▸ WORK TO COMPLETE: Can you transcribe every record below exactly as it appears?

····················

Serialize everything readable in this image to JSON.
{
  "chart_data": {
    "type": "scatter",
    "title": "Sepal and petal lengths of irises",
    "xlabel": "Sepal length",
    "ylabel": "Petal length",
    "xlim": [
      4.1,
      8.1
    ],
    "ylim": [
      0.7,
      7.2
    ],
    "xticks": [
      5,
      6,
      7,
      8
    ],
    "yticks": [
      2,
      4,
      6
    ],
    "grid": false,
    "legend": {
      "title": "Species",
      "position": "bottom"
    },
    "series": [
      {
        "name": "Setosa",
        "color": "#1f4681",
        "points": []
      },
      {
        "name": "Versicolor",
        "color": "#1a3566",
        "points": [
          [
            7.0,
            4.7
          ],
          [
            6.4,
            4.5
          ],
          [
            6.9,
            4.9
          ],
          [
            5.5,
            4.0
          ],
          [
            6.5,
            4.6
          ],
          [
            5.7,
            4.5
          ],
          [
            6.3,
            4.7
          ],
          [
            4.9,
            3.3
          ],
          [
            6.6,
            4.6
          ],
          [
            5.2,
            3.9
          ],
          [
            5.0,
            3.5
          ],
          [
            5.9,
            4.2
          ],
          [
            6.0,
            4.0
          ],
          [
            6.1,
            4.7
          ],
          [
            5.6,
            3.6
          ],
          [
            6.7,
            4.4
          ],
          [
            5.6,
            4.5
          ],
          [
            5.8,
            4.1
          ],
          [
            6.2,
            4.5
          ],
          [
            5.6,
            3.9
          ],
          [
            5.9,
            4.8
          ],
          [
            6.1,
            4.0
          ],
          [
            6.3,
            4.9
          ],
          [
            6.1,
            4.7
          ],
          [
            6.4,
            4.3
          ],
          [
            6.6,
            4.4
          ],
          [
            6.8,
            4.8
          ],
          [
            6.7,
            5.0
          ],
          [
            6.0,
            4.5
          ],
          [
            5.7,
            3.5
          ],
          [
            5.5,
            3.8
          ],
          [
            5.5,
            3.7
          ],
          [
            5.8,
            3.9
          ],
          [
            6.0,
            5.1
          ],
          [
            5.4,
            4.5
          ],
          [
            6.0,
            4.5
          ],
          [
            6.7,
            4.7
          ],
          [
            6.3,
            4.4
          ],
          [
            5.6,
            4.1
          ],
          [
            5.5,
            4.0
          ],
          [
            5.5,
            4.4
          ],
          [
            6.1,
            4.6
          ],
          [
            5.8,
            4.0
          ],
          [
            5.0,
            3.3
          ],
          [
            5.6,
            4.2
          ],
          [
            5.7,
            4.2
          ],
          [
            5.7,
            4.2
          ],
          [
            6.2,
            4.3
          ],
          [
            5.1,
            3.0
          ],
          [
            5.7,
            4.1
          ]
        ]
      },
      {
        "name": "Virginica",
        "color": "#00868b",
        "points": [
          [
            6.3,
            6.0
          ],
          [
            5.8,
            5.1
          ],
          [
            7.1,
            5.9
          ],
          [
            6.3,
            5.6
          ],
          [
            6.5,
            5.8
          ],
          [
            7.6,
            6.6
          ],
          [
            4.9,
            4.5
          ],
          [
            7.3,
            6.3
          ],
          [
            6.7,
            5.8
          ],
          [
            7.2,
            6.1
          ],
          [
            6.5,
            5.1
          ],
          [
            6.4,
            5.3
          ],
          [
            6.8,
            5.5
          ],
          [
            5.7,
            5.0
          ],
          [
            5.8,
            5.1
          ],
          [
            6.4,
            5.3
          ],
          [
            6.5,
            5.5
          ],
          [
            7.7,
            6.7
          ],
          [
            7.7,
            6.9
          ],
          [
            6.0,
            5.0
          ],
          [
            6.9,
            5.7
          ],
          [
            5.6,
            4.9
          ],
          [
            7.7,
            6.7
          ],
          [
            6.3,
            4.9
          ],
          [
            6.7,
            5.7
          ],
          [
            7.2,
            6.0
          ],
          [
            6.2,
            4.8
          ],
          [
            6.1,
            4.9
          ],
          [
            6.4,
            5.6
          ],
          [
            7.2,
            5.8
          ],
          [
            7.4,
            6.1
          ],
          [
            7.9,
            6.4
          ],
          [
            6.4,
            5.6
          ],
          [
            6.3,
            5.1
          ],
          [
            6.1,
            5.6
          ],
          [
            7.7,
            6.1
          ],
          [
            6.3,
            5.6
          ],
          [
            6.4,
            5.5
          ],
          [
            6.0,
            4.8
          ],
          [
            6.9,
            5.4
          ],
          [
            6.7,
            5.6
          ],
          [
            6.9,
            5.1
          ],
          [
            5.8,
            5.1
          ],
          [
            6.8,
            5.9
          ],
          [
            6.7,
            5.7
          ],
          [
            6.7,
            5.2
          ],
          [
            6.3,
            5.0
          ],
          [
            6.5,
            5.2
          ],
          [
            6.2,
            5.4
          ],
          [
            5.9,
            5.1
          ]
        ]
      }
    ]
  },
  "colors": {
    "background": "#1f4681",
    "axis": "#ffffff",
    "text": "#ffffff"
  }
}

····················

▸ FINAL RESULT:
Serialize everything readable in this image to JSON.
{
  "chart_data": {
    "type": "scatter",
    "title": "Sepal and petal lengths of irises",
    "xlabel": "Sepal length",
    "ylabel": "Petal length",
    "xlim": [
      4.1,
      8.1
    ],
    "ylim": [
      0.7,
      7.2
    ],
    "xticks": [
      5,
      6,
      7,
      8
    ],
    "yticks": [
      2,
      4,
      6
    ],
    "grid": false,
    "legend": {
      "title": "Species",
      "position": "bottom"
    },
    "series": [
      {
        "name": "Setosa",
        "color": "#1f4681",
        "points": []
      },
      {
        "name": "Versicolor",
        "color": "#1a3566",
        "points": [
          [
            7.0,
            4.7
          ],
          [
            6.4,
            4.5
          ],
          [
            6.9,
            4.9
          ],
          [
            5.5,
            4.0
          ],
          [
            6.5,
            4.6
          ],
          [
            5.7,
            4.5
          ],
          [
            6.3,
            4.7
          ],
          [
            4.9,
            3.3
          ],
          [
            6.6,
            4.6
          ],
          [
            5.2,
            3.9
          ],
          [
            5.0,
            3.5
          ],
          [
            5.9,
            4.2
          ],
          [
            6.0,
            4.0
          ],
          [
            6.1,
            4.7
          ],
          [
            5.6,
            3.6
          ],
          [
            6.7,
            4.4
          ],
          [
            5.6,
            4.5
          ],
          [
            5.8,
            4.1
          ],
          [
            6.2,
            4.5
          ],
          [
            5.6,
            3.9
          ],
          [
            5.9,
            4.8
          ],
          [
            6.1,
            4.0
          ],
          [
            6.3,
            4.9
          ],
          [
            6.1,
            4.7
          ],
          [
            6.4,
            4.3
          ],
          [
            6.6,
            4.4
          ],
          [
            6.8,
            4.8
          ],
          [
            6.7,
            5.0
          ],
          [
            6.0,
            4.5
          ],
          [
            5.7,
            3.5
          ],
          [
            5.5,
            3.8
          ],
          [
            5.5,
            3.7
          ],
          [
            5.8,
            3.9
          ],
          [
            6.0,
            5.1
          ],
          [
            5.4,
            4.5
          ],
          [
            6.0,
            4.5
          ],
          [
            6.7,
            4.7
          ],
          [
            6.3,
            4.4
          ],
          [
            5.6,
            4.1
          ],
          [
            5.5,
            4.0
          ],
          [
            5.5,
            4.4
          ],
          [
            6.1,
            4.6
          ],
          [
            5.8,
            4.0
          ],
          [
            5.0,
            3.3
          ],
          [
            5.6,
            4.2
          ],
          [
            5.7,
            4.2
          ],
          [
            5.7,
            4.2
          ],
          [
            6.2,
            4.3
          ],
          [
            5.1,
            3.0
          ],
          [
            5.7,
            4.1
          ]
        ]
      },
      {
        "name": "Virginica",
        "color": "#00868b",
        "points": [
          [
            6.3,
            6.0
          ],
          [
            5.8,
            5.1
          ],
          [
            7.1,
            5.9
          ],
          [
            6.3,
            5.6
          ],
          [
            6.5,
            5.8
          ],
          [
            7.6,
            6.6
          ],
          [
            4.9,
            4.5
          ],
          [
            7.3,
            6.3
          ],
          [
            6.7,
            5.8
          ],
          [
            7.2,
            6.1
          ],
          [
            6.5,
            5.1
          ],
          [
            6.4,
            5.3
          ],
          [
            6.8,
            5.5
          ],
          [
            5.7,
            5.0
          ],
          [
            5.8,
            5.1
          ],
          [
            6.4,
            5.3
          ],
          [
            6.5,
            5.5
          ],
          [
            7.7,
            6.7
          ],
          [
            7.7,
            6.9
          ],
          [
            6.0,
            5.0
          ],
          [
            6.9,
            5.7
          ],
          [
            5.6,
            4.9
          ],
          [
            7.7,
            6.7
          ],
          [
            6.3,
            4.9
          ],
          [
            6.7,
            5.7
          ],
          [
            7.2,
            6.0
          ],
          [
            6.2,
            4.8
          ],
          [
            6.1,
            4.9
          ],
          [
            6.4,
            5.6
          ],
          [
            7.2,
            5.8
          ],
          [
            7.4,
            6.1
          ],
          [
            7.9,
            6.4
          ],
          [
            6.4,
            5.6
          ],
          [
            6.3,
            5.1
          ],
          [
            6.1,
            5.6
          ],
          [
            7.7,
            6.1
          ],
          [
            6.3,
            5.6
          ],
          [
            6.4,
            5.5
          ],
          [
            6.0,
            4.8
          ],
          [
            6.9,
            5.4
          ],
          [
            6.7,
            5.6
          ],
          [
            6.9,
            5.1
          ],
          [
            5.8,
            5.1
          ],
          [
            6.8,
            5.9
          ],
          [
            6.7,
            5.7
          ],
          [
            6.7,
            5.2
          ],
          [
            6.3,
            5.0
          ],
          [
            6.5,
            5.2
          ],
          [
            6.2,
            5.4
          ],
          [
            5.9,
            5.1
          ]
        ]
      }
    ]
  },
  "colors": {
    "background": "#1f4681",
    "axis": "#ffffff",
    "text": "#ffffff"
  }
}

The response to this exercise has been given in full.